--- Begin SUPPLIED RECORDS ---
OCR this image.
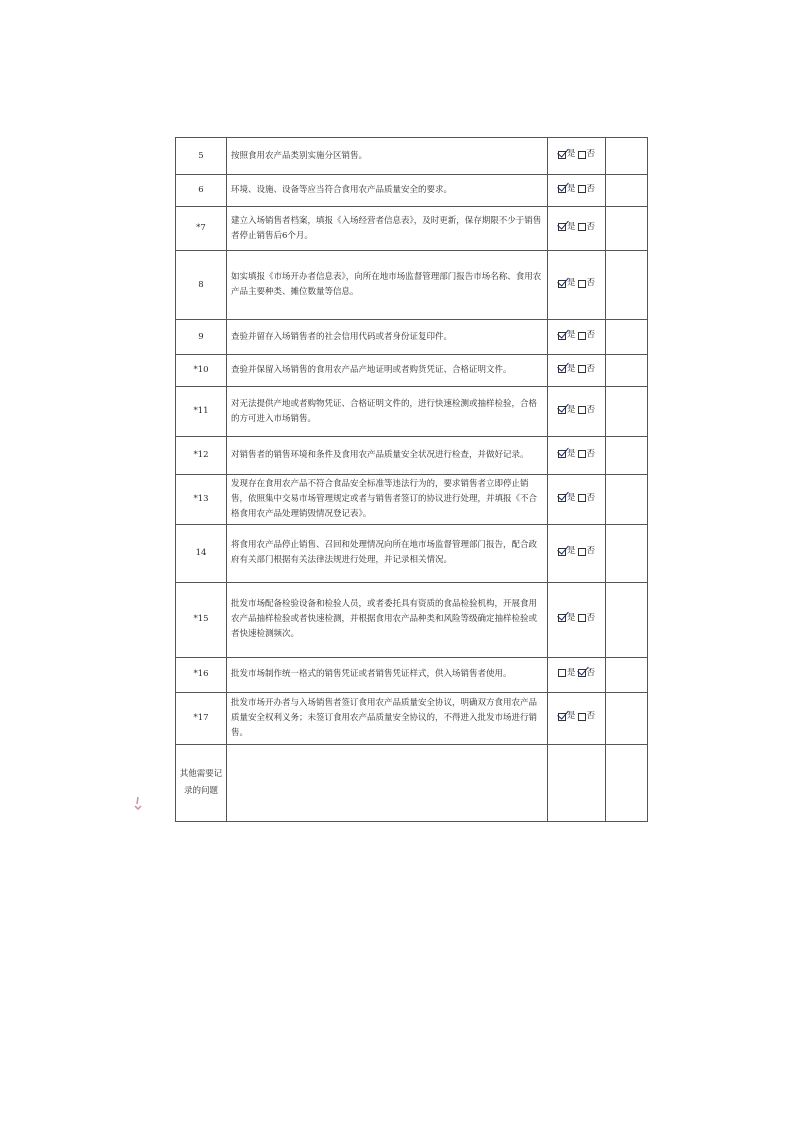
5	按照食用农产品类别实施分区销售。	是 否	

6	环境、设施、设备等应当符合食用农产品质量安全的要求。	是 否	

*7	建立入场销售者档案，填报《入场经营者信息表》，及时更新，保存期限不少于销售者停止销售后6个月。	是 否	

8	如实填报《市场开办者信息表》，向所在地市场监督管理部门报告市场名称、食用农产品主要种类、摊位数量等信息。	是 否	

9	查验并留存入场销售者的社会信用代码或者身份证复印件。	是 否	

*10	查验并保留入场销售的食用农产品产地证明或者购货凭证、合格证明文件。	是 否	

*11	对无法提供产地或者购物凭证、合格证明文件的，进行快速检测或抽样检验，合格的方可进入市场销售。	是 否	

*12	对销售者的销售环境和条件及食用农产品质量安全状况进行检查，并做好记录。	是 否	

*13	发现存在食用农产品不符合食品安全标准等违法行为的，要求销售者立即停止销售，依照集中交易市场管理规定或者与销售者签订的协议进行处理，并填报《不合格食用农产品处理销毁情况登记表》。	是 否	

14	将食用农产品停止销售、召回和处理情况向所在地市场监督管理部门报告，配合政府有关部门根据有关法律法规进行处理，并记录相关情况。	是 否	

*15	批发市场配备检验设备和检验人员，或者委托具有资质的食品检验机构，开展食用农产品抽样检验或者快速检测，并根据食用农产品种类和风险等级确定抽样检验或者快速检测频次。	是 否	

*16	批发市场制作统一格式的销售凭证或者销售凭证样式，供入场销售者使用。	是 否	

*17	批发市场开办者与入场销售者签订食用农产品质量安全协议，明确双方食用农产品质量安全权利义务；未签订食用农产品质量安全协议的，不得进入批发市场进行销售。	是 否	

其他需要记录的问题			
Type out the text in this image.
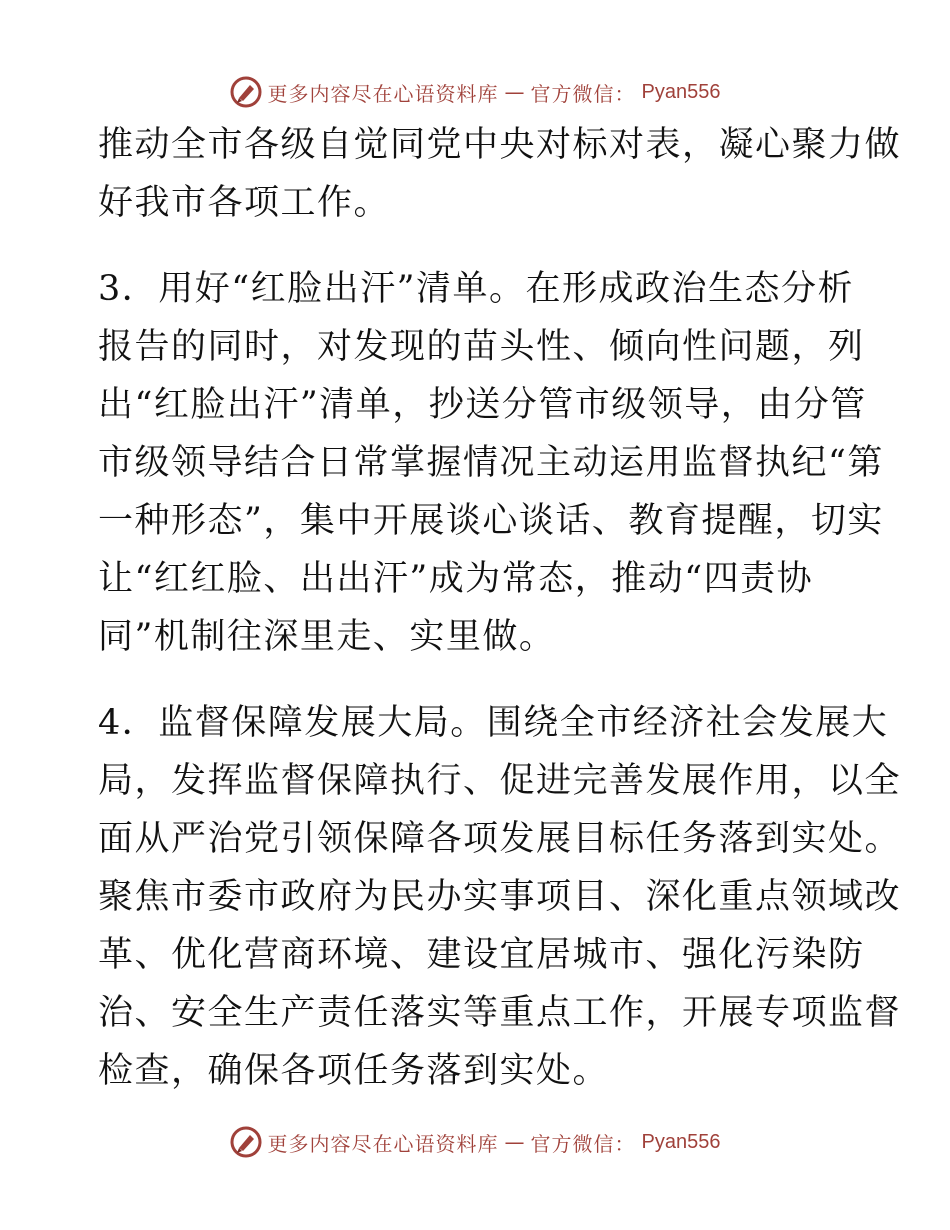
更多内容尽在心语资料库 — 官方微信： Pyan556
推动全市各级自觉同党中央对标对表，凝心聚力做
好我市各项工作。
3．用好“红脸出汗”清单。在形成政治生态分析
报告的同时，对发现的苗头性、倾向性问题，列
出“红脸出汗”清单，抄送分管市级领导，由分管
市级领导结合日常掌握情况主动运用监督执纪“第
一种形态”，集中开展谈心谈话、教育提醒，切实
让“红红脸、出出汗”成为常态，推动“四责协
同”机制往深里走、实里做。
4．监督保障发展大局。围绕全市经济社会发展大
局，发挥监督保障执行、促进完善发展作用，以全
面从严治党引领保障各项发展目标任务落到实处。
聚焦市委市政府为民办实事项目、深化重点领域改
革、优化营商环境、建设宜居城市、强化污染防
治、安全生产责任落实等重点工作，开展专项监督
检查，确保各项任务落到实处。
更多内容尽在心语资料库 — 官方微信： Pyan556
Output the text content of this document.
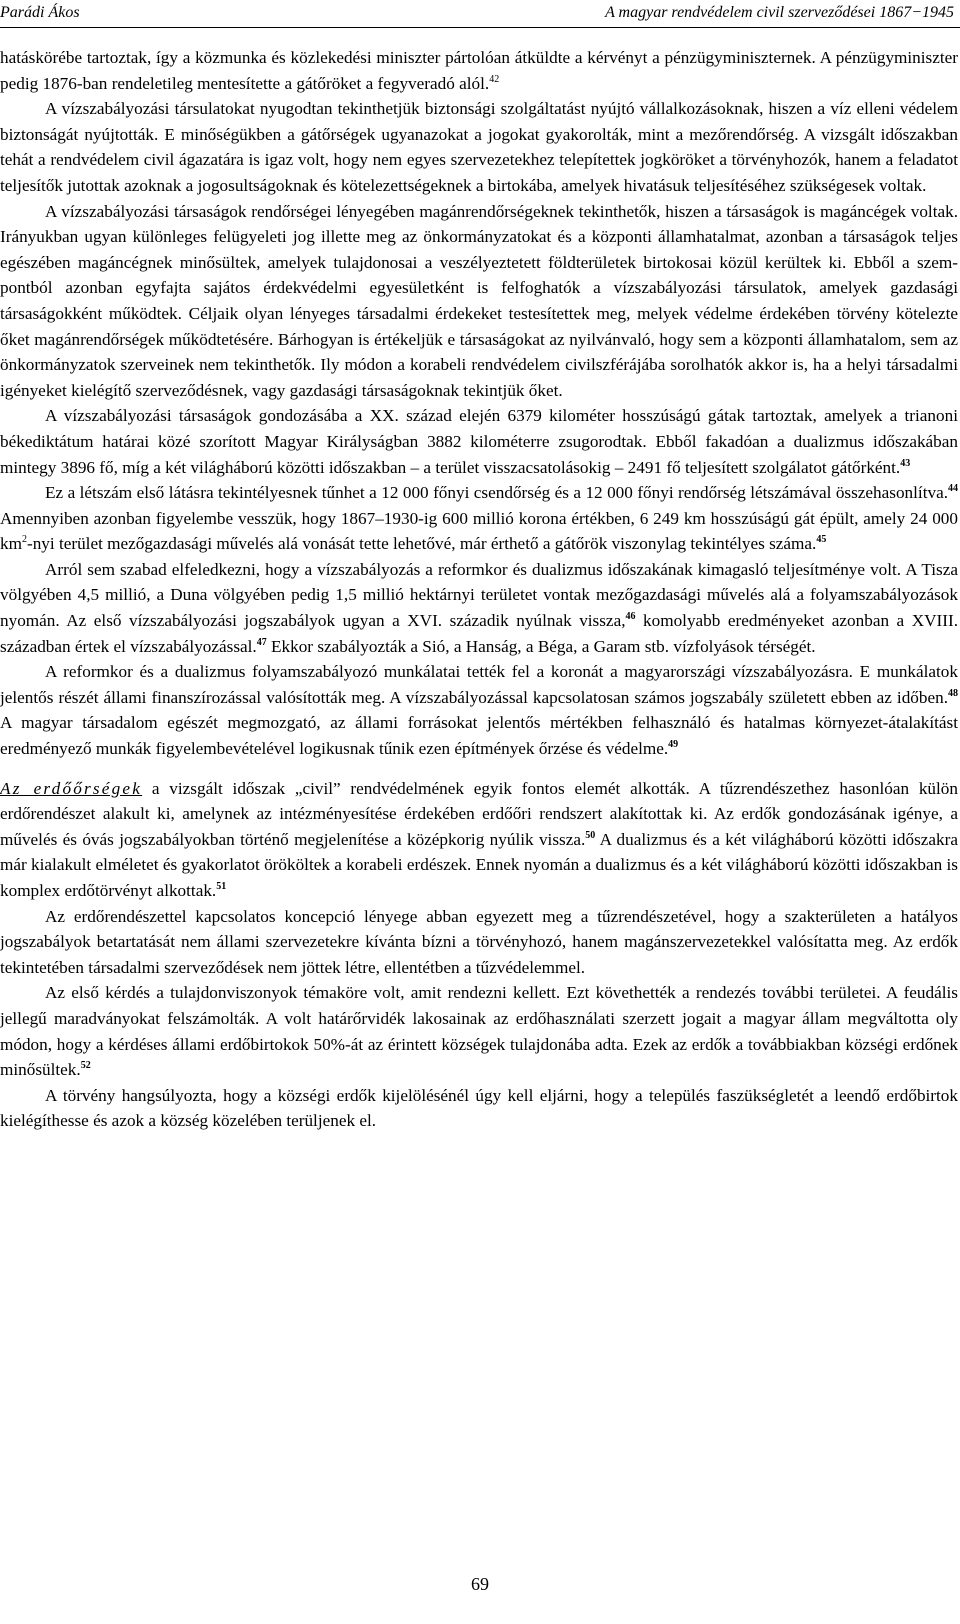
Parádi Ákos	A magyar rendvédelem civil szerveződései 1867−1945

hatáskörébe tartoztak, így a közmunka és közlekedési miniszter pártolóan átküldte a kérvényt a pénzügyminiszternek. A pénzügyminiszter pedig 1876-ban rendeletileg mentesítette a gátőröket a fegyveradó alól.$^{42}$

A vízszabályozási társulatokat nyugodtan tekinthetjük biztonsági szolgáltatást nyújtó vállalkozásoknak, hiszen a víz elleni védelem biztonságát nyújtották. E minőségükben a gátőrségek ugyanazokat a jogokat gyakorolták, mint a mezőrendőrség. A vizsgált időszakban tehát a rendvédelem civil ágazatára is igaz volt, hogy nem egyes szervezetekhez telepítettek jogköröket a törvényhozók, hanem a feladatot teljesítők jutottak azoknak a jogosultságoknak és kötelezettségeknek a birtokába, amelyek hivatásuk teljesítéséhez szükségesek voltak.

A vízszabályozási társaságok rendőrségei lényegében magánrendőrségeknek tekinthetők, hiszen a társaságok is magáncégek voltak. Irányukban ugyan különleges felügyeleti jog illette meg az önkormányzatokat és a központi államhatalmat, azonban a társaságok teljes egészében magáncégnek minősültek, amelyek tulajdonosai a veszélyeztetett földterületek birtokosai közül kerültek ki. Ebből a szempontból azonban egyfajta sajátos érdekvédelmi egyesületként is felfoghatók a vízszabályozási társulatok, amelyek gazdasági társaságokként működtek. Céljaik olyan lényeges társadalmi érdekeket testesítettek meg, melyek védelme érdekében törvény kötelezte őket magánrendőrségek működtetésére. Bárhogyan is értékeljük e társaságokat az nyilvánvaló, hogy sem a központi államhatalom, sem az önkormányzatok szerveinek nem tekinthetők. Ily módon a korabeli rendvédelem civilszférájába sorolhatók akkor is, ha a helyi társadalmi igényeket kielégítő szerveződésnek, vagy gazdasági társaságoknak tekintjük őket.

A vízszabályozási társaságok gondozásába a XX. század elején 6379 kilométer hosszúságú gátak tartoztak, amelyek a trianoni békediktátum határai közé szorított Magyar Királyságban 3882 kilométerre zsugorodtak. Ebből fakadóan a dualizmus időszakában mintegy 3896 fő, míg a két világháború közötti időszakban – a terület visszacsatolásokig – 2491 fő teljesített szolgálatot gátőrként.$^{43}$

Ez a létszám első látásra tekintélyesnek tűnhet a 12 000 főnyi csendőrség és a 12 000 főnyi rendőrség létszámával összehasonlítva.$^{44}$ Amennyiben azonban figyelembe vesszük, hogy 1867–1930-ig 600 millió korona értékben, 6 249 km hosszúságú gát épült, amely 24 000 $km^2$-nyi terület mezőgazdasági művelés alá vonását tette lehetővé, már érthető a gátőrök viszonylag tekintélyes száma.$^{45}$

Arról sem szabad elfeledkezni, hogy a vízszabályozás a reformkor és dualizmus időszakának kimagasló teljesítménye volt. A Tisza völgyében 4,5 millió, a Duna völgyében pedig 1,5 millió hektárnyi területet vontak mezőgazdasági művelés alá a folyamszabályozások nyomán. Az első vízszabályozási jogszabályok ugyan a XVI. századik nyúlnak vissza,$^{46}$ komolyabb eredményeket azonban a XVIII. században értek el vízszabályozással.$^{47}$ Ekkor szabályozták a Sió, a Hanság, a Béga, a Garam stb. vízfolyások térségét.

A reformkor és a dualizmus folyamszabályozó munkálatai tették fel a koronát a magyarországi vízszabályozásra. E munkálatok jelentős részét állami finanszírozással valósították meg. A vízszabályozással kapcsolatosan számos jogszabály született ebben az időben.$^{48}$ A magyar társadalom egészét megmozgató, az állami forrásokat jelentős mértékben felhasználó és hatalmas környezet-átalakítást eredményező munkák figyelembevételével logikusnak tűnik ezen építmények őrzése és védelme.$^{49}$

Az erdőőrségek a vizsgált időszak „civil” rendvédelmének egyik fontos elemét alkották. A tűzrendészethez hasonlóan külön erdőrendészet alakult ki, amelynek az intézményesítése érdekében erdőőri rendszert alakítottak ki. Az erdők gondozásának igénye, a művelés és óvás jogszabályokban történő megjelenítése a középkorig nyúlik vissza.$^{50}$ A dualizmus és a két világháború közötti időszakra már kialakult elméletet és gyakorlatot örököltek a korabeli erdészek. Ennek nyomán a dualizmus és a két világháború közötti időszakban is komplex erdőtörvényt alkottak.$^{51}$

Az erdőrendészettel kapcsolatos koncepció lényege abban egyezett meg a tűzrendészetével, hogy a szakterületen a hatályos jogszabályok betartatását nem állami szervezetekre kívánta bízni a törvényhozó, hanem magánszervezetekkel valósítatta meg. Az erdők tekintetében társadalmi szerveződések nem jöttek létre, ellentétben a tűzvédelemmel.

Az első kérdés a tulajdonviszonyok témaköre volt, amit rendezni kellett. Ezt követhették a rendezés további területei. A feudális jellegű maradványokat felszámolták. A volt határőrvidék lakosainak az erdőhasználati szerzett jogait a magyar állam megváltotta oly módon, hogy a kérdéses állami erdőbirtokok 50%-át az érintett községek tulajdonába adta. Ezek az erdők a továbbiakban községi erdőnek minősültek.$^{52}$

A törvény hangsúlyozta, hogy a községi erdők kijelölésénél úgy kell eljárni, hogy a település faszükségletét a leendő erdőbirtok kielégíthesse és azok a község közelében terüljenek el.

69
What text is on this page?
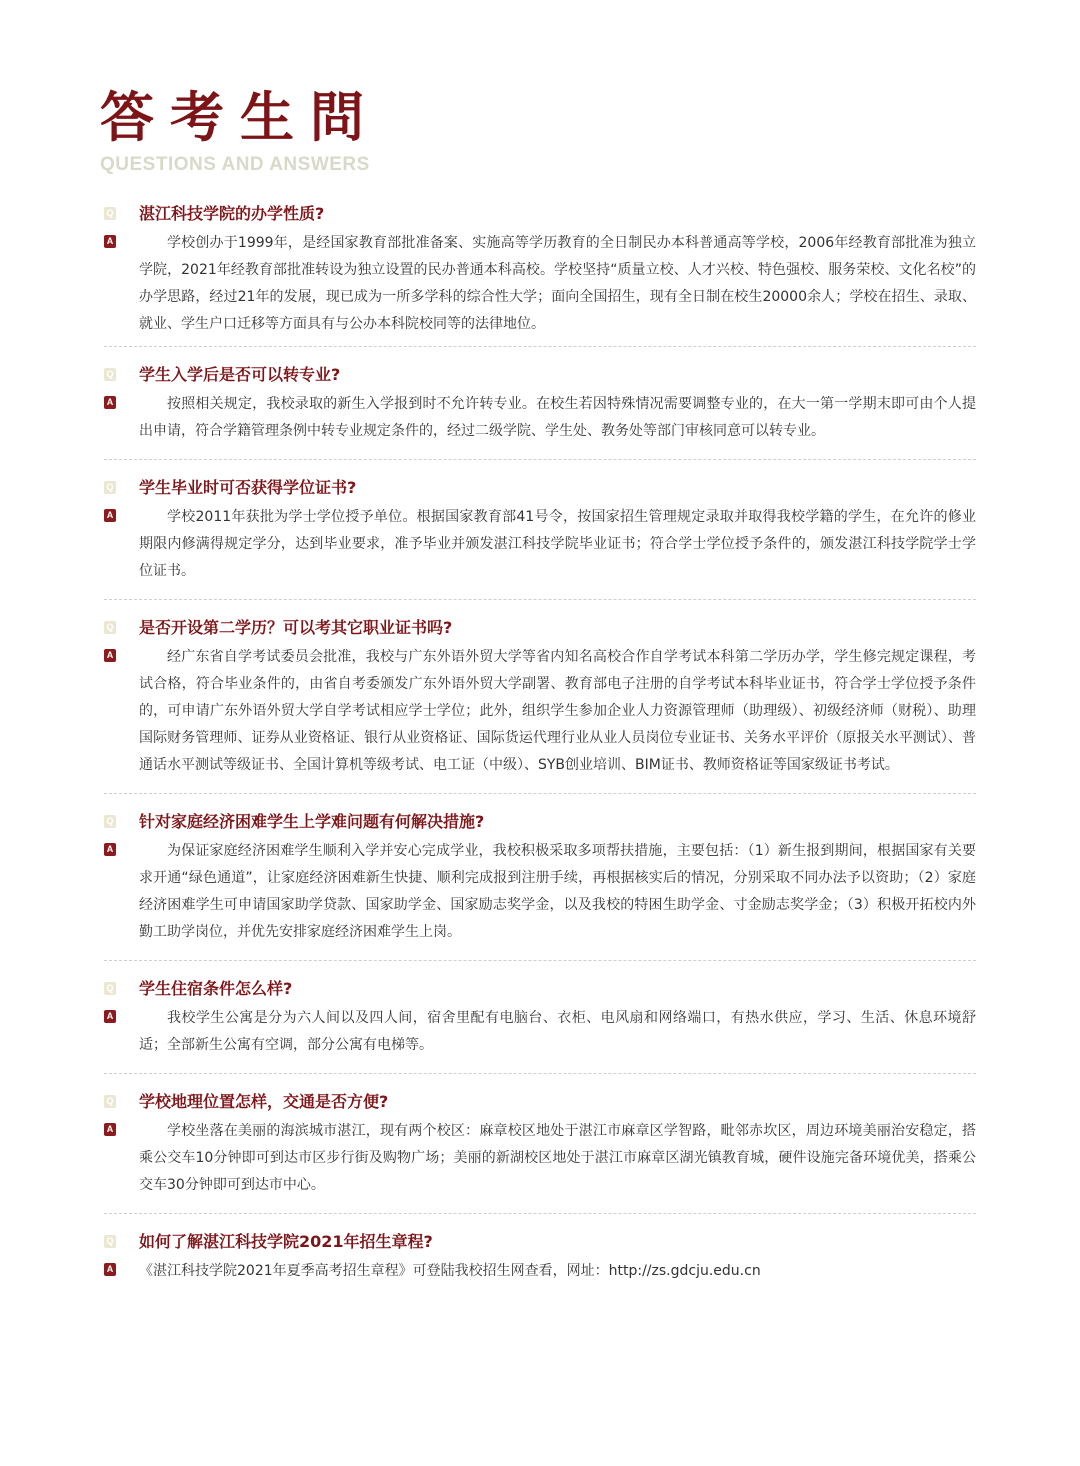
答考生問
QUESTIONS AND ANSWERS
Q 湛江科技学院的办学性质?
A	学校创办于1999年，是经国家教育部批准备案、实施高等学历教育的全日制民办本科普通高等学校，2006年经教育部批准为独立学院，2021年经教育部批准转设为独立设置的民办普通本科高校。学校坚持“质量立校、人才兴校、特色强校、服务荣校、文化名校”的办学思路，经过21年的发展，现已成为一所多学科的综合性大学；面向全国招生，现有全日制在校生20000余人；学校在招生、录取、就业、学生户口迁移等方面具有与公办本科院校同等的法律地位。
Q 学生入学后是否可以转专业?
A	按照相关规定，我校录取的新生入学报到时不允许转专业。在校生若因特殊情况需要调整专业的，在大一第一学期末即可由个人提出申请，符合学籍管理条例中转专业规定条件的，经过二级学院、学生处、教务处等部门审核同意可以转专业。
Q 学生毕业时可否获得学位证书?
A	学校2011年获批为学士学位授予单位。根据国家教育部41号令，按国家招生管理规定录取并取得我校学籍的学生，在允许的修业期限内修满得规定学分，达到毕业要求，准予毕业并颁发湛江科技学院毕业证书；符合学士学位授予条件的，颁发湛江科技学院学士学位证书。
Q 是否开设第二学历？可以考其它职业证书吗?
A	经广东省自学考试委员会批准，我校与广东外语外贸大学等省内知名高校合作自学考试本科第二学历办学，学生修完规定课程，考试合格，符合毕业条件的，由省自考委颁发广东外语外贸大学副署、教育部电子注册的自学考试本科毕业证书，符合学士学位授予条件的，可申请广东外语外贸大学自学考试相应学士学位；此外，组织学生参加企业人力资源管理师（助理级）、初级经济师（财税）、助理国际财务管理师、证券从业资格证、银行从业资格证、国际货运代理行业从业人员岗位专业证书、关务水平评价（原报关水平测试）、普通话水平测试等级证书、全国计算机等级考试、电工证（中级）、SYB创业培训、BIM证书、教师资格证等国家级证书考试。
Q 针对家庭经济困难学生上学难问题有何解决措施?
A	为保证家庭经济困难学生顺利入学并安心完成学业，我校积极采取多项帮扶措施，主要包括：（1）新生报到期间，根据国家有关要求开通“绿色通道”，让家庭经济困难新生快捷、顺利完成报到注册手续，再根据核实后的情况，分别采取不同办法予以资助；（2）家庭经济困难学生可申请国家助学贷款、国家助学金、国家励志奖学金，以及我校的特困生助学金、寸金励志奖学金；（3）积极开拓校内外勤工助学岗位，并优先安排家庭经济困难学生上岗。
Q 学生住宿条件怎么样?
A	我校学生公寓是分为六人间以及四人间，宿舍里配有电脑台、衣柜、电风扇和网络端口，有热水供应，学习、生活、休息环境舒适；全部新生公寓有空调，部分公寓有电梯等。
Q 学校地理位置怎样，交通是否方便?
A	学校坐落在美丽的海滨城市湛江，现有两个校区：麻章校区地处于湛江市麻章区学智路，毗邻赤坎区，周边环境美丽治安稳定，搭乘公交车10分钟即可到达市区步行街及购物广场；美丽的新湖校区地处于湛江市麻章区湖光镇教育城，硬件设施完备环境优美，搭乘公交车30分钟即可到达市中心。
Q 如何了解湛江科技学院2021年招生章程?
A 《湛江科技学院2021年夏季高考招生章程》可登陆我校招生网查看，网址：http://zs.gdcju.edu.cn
--- End SUPPLIED RECORDS ---
GIVEN INSTRUCTION:
All lines above with "符合学士学位授予条件的" in them should be returned.

FULL RESPONSE:
A	学校2011年获批为学士学位授予单位。根据国家教育部41号令，按国家招生管理规定录取并取得我校学籍的学生，在允许的修业期限内修满得规定学分，达到毕业要求，准予毕业并颁发湛江科技学院毕业证书；符合学士学位授予条件的，颁发湛江科技学院学士学位证书。
A	经广东省自学考试委员会批准，我校与广东外语外贸大学等省内知名高校合作自学考试本科第二学历办学，学生修完规定课程，考试合格，符合毕业条件的，由省自考委颁发广东外语外贸大学副署、教育部电子注册的自学考试本科毕业证书，符合学士学位授予条件的，可申请广东外语外贸大学自学考试相应学士学位；此外，组织学生参加企业人力资源管理师（助理级）、初级经济师（财税）、助理国际财务管理师、证券从业资格证、银行从业资格证、国际货运代理行业从业人员岗位专业证书、关务水平评价（原报关水平测试）、普通话水平测试等级证书、全国计算机等级考试、电工证（中级）、SYB创业培训、BIM证书、教师资格证等国家级证书考试。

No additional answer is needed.